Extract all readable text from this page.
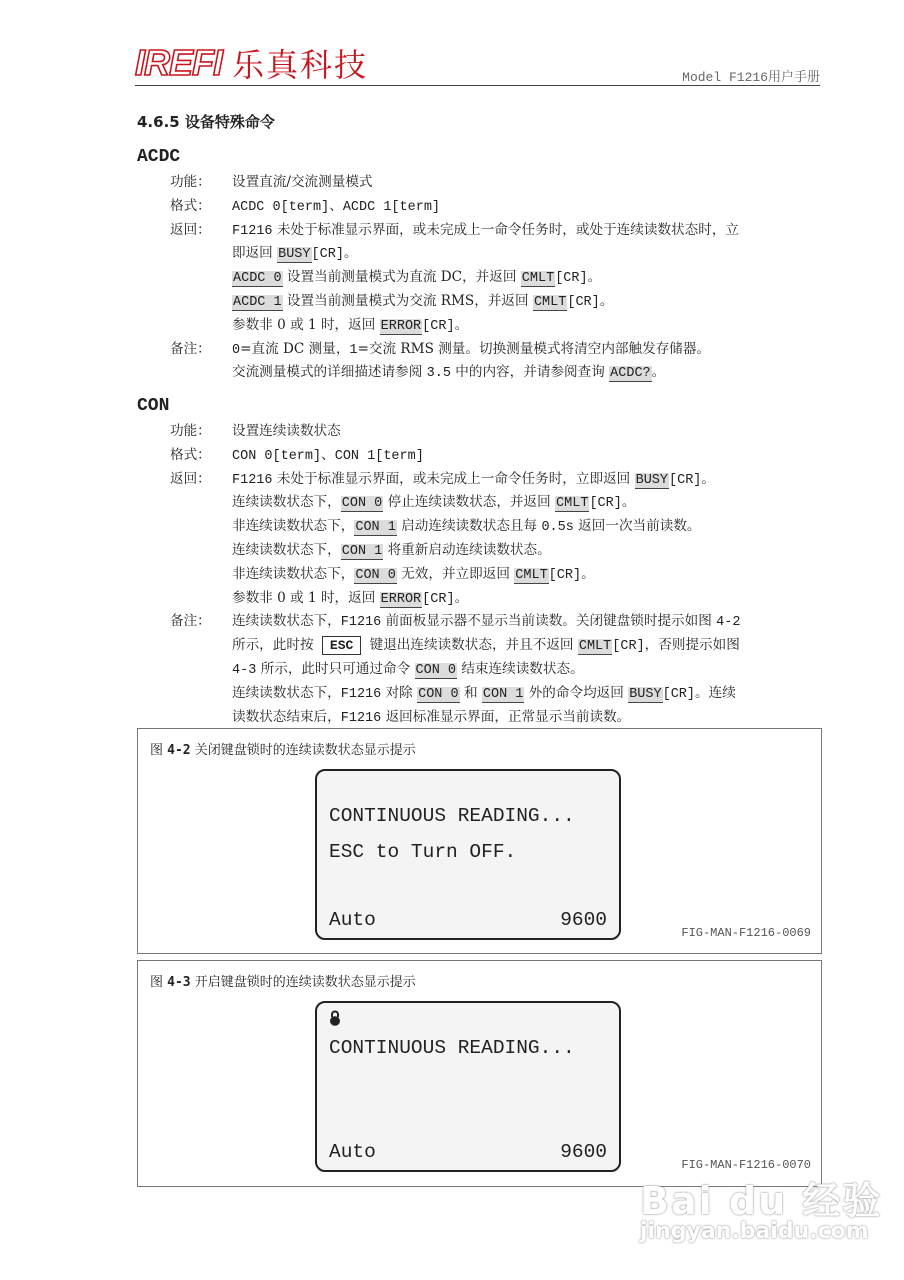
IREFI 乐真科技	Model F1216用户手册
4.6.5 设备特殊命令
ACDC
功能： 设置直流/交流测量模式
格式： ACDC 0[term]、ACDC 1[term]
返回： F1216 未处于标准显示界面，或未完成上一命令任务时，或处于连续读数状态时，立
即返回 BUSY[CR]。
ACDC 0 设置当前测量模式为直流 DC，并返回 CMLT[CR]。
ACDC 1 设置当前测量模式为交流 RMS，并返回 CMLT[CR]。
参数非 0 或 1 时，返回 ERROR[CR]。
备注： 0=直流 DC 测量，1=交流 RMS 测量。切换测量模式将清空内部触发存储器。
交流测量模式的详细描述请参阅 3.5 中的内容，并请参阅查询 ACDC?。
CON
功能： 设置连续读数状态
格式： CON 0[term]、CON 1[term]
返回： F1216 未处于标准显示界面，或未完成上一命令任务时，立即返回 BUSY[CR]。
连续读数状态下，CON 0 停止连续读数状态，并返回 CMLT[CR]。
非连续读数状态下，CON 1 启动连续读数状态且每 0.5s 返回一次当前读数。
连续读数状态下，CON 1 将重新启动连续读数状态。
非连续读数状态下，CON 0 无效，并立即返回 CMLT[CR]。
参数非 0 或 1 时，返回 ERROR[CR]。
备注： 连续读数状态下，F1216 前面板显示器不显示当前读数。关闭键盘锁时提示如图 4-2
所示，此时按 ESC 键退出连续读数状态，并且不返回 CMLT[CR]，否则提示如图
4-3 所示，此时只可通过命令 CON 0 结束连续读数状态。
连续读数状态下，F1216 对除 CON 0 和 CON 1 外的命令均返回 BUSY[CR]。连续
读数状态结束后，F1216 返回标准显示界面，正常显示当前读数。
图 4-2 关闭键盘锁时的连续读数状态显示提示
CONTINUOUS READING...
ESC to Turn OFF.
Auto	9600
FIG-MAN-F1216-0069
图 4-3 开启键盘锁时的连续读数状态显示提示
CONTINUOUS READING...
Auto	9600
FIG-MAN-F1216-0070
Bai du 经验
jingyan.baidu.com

_ _ _ _ _

▶ **WHAT THE TASK REQUIRES**: Transcribe the whole listing, character for character, but not its images.

▶ **COMPLETE OUTPUT**:
Extract all readable text from this page.
IREFI 乐真科技	Model F1216用户手册
4.6.5 设备特殊命令
ACDC
功能： 设置直流/交流测量模式
格式： ACDC 0[term]、ACDC 1[term]
返回： F1216 未处于标准显示界面，或未完成上一命令任务时，或处于连续读数状态时，立
即返回 BUSY[CR]。
ACDC 0 设置当前测量模式为直流 DC，并返回 CMLT[CR]。
ACDC 1 设置当前测量模式为交流 RMS，并返回 CMLT[CR]。
参数非 0 或 1 时，返回 ERROR[CR]。
备注： 0=直流 DC 测量，1=交流 RMS 测量。切换测量模式将清空内部触发存储器。
交流测量模式的详细描述请参阅 3.5 中的内容，并请参阅查询 ACDC?。
CON
功能： 设置连续读数状态
格式： CON 0[term]、CON 1[term]
返回： F1216 未处于标准显示界面，或未完成上一命令任务时，立即返回 BUSY[CR]。
连续读数状态下，CON 0 停止连续读数状态，并返回 CMLT[CR]。
非连续读数状态下，CON 1 启动连续读数状态且每 0.5s 返回一次当前读数。
连续读数状态下，CON 1 将重新启动连续读数状态。
非连续读数状态下，CON 0 无效，并立即返回 CMLT[CR]。
参数非 0 或 1 时，返回 ERROR[CR]。
备注： 连续读数状态下，F1216 前面板显示器不显示当前读数。关闭键盘锁时提示如图 4-2
所示，此时按 ESC 键退出连续读数状态，并且不返回 CMLT[CR]，否则提示如图
4-3 所示，此时只可通过命令 CON 0 结束连续读数状态。
连续读数状态下，F1216 对除 CON 0 和 CON 1 外的命令均返回 BUSY[CR]。连续
读数状态结束后，F1216 返回标准显示界面，正常显示当前读数。
图 4-2 关闭键盘锁时的连续读数状态显示提示
CONTINUOUS READING...
ESC to Turn OFF.
Auto	9600
FIG-MAN-F1216-0069
图 4-3 开启键盘锁时的连续读数状态显示提示
CONTINUOUS READING...
Auto	9600
FIG-MAN-F1216-0070
Bai du 经验
jingyan.baidu.com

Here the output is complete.